Dataset:
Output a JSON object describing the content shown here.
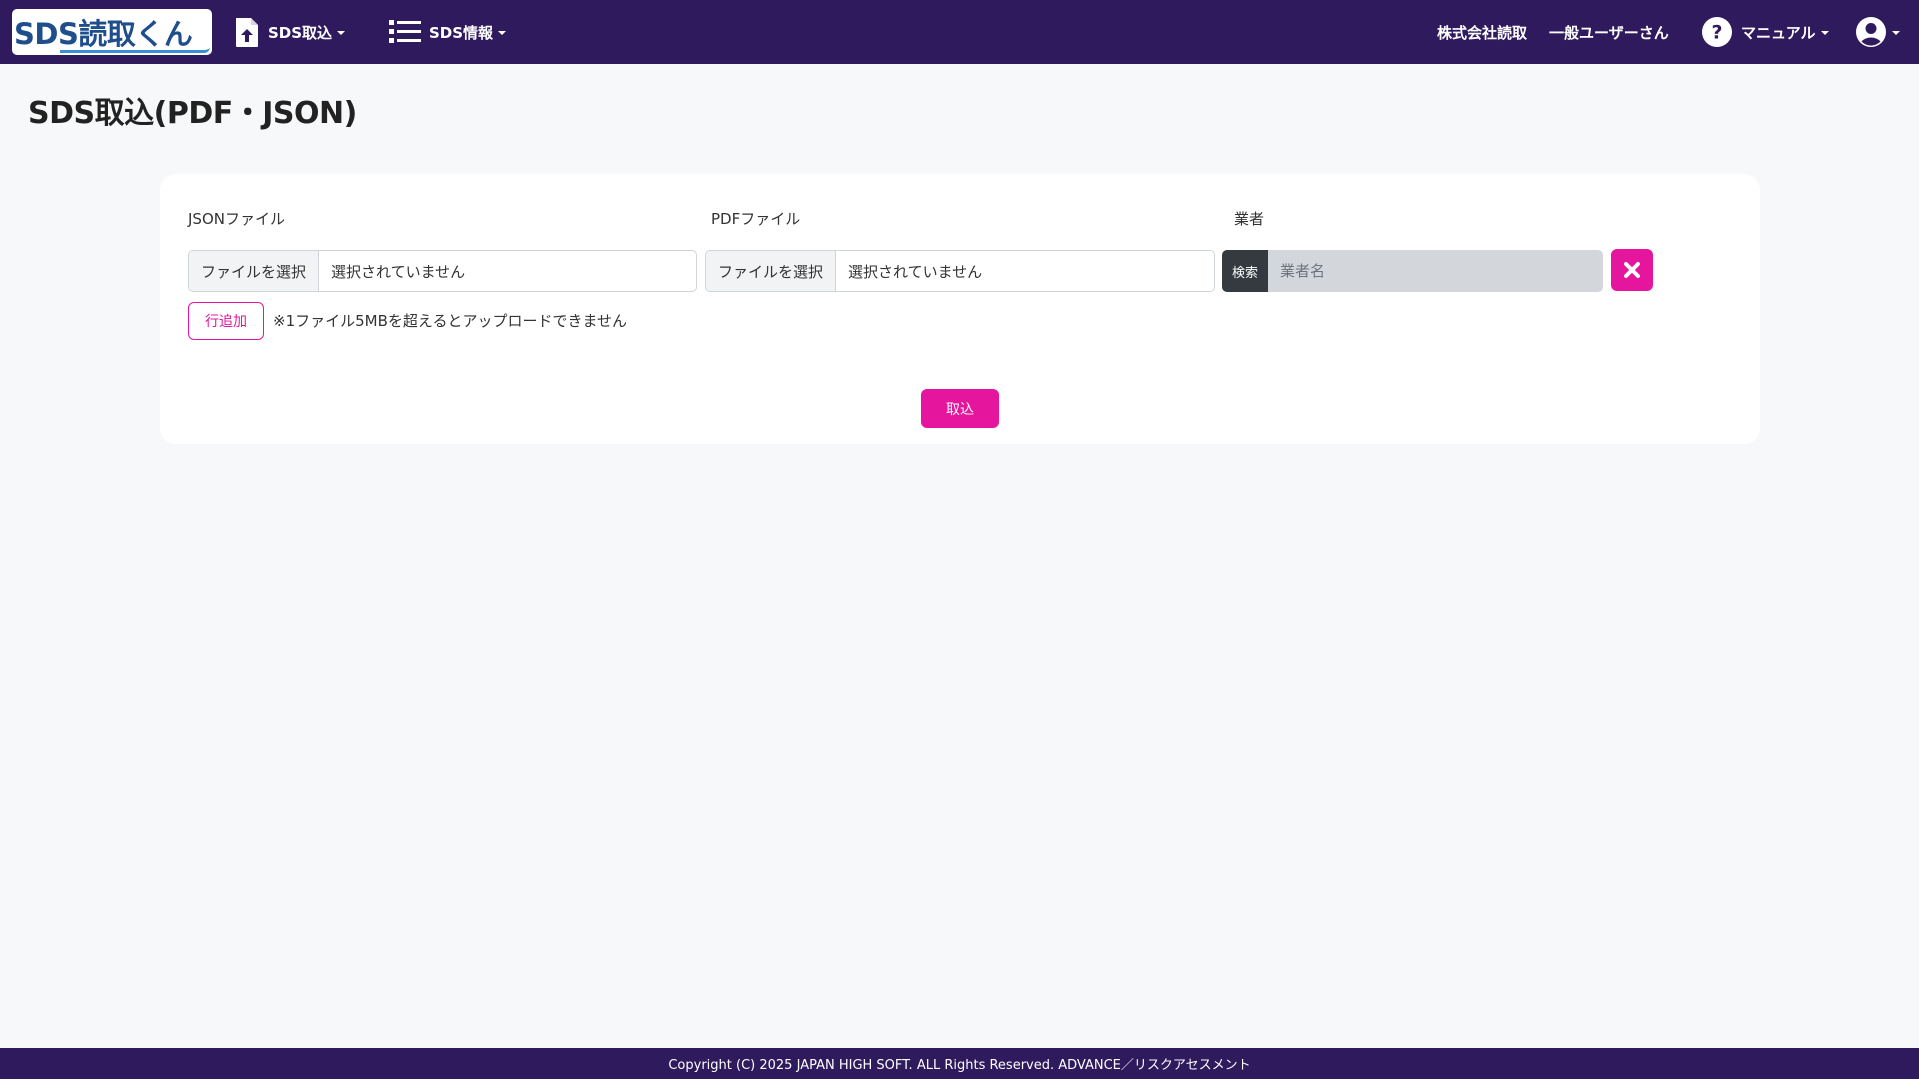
{
  "navbar": {
    "brand": "SDS読取くん",
    "menu": [
      {
        "label": "SDS取込",
        "icon": "file-upload-icon"
      },
      {
        "label": "SDS情報",
        "icon": "list-icon"
      }
    ],
    "company": "株式会社読取",
    "user": "一般ユーザーさん",
    "manual_label": "マニュアル",
    "manual_icon": "question-circle-icon",
    "user_icon": "user-circle-icon"
  },
  "page": {
    "title": "SDS取込(PDF・JSON)"
  },
  "form": {
    "json_label": "JSONファイル",
    "pdf_label": "PDFファイル",
    "vendor_label": "業者",
    "choose_file_label": "ファイルを選択",
    "no_file_text": "選択されていません",
    "vendor_search_label": "検索",
    "vendor_placeholder": "業者名",
    "add_row_label": "行追加",
    "note": "※1ファイル5MBを超えるとアップロードできません",
    "import_label": "取込"
  },
  "footer": {
    "copyright": "Copyright (C) 2025 JAPAN HIGH SOFT. ALL Rights Reserved. ADVANCE／リスクアセスメント"
  },
  "colors": {
    "navbar": "#2f1a5e",
    "accent": "#e5169d",
    "background": "#f7f8fa"
  }
}
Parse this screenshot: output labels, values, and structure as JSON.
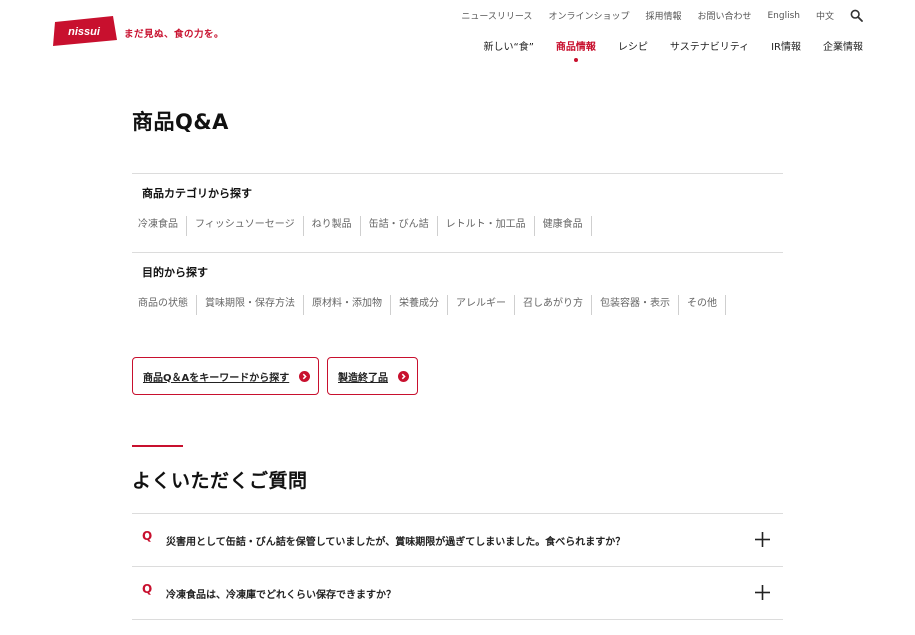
{
  "header": {
    "logo_text": "nissui",
    "tagline": "まだ見ぬ、食の力を。",
    "utility_links": [
      "ニュースリリース",
      "オンラインショップ",
      "採用情報",
      "お問い合わせ",
      "English",
      "中文"
    ],
    "main_nav": [
      {
        "label": "新しい“食”",
        "active": false
      },
      {
        "label": "商品情報",
        "active": true
      },
      {
        "label": "レシピ",
        "active": false
      },
      {
        "label": "サステナビリティ",
        "active": false
      },
      {
        "label": "IR情報",
        "active": false
      },
      {
        "label": "企業情報",
        "active": false
      }
    ]
  },
  "page": {
    "title": "商品Q&A"
  },
  "category_search": {
    "title": "商品カテゴリから探す",
    "links": [
      "冷凍食品",
      "フィッシュソーセージ",
      "ねり製品",
      "缶詰・びん詰",
      "レトルト・加工品",
      "健康食品"
    ]
  },
  "purpose_search": {
    "title": "目的から探す",
    "links": [
      "商品の状態",
      "賞味期限・保存方法",
      "原材料・添加物",
      "栄養成分",
      "アレルギー",
      "召しあがり方",
      "包装容器・表示",
      "その他"
    ]
  },
  "buttons": {
    "keyword_search": "商品Q＆Aをキーワードから探す",
    "discontinued": "製造終了品"
  },
  "faq": {
    "heading": "よくいただくご質問",
    "q_mark": "Q",
    "items": [
      "災害用として缶詰・びん詰を保管していましたが、賞味期限が過ぎてしまいました。食べられますか？",
      "冷凍食品は、冷凍庫でどれくらい保存できますか？"
    ]
  },
  "colors": {
    "accent": "#c8102e",
    "divider": "#dcdcdc",
    "text": "#222222"
  }
}
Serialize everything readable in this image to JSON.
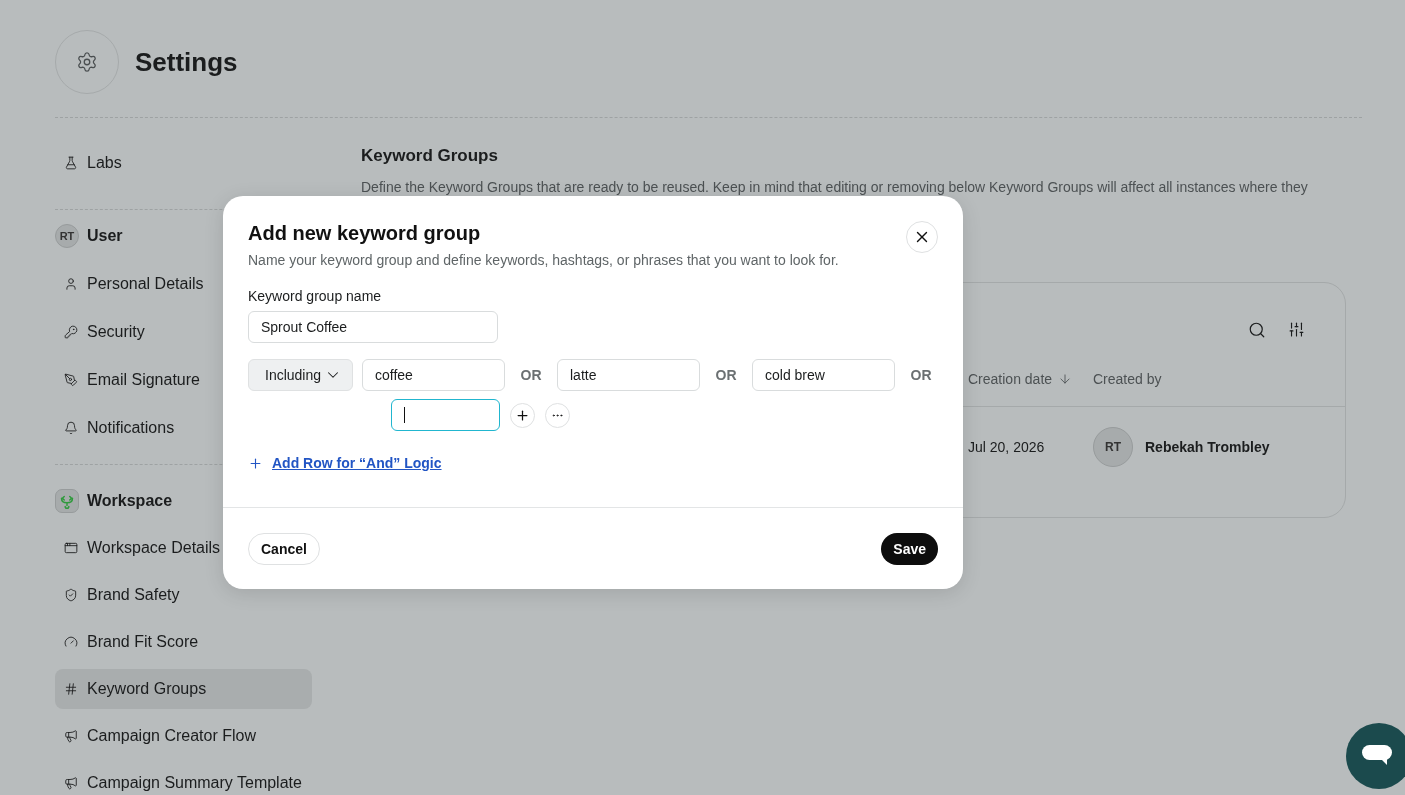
{
  "header": {
    "title": "Settings"
  },
  "sidebar": {
    "sections": [
      {
        "kind": "plain",
        "items": [
          {
            "label": "Labs",
            "selected": false
          }
        ]
      },
      {
        "kind": "user",
        "title": "User",
        "avatar": "RT",
        "items": [
          {
            "label": "Personal Details",
            "selected": false
          },
          {
            "label": "Security",
            "selected": false
          },
          {
            "label": "Email Signature",
            "selected": false
          },
          {
            "label": "Notifications",
            "selected": false
          }
        ]
      },
      {
        "kind": "workspace",
        "title": "Workspace",
        "items": [
          {
            "label": "Workspace Details",
            "selected": false
          },
          {
            "label": "Brand Safety",
            "selected": false
          },
          {
            "label": "Brand Fit Score",
            "selected": false
          },
          {
            "label": "Keyword Groups",
            "selected": true
          },
          {
            "label": "Campaign Creator Flow",
            "selected": false
          },
          {
            "label": "Campaign Summary Template",
            "selected": false
          }
        ]
      }
    ]
  },
  "content": {
    "title": "Keyword Groups",
    "description": "Define the Keyword Groups that are ready to be reused. Keep in mind that editing or removing below Keyword Groups will affect all instances where they"
  },
  "table": {
    "columns": [
      {
        "label": "Creation date",
        "sorted_descending": true
      },
      {
        "label": "Created by",
        "sorted_descending": false
      }
    ],
    "rows": [
      {
        "creation_date": "Jul 20, 2026",
        "created_by": {
          "initials": "RT",
          "name": "Rebekah Trombley"
        }
      }
    ]
  },
  "dialog": {
    "title": "Add new keyword group",
    "subtitle": "Name your keyword group and define keywords, hashtags, or phrases that you want to look for.",
    "name_field": {
      "label": "Keyword group name",
      "value": "Sprout Coffee"
    },
    "rules": [
      {
        "operator": "Including",
        "keywords": [
          {
            "value": "coffee",
            "connector": "OR"
          },
          {
            "value": "latte",
            "connector": "OR"
          },
          {
            "value": "cold brew",
            "connector": "OR"
          }
        ],
        "new_keyword": {
          "focused": true
        }
      }
    ],
    "add_row_link": "Add Row for “And” Logic",
    "cancel": "Cancel",
    "save": "Save"
  }
}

Objective: Return from the data every line that holds "kind".

Response for this exercise:
        "kind": "plain",
        "kind": "user",
        "kind": "workspace",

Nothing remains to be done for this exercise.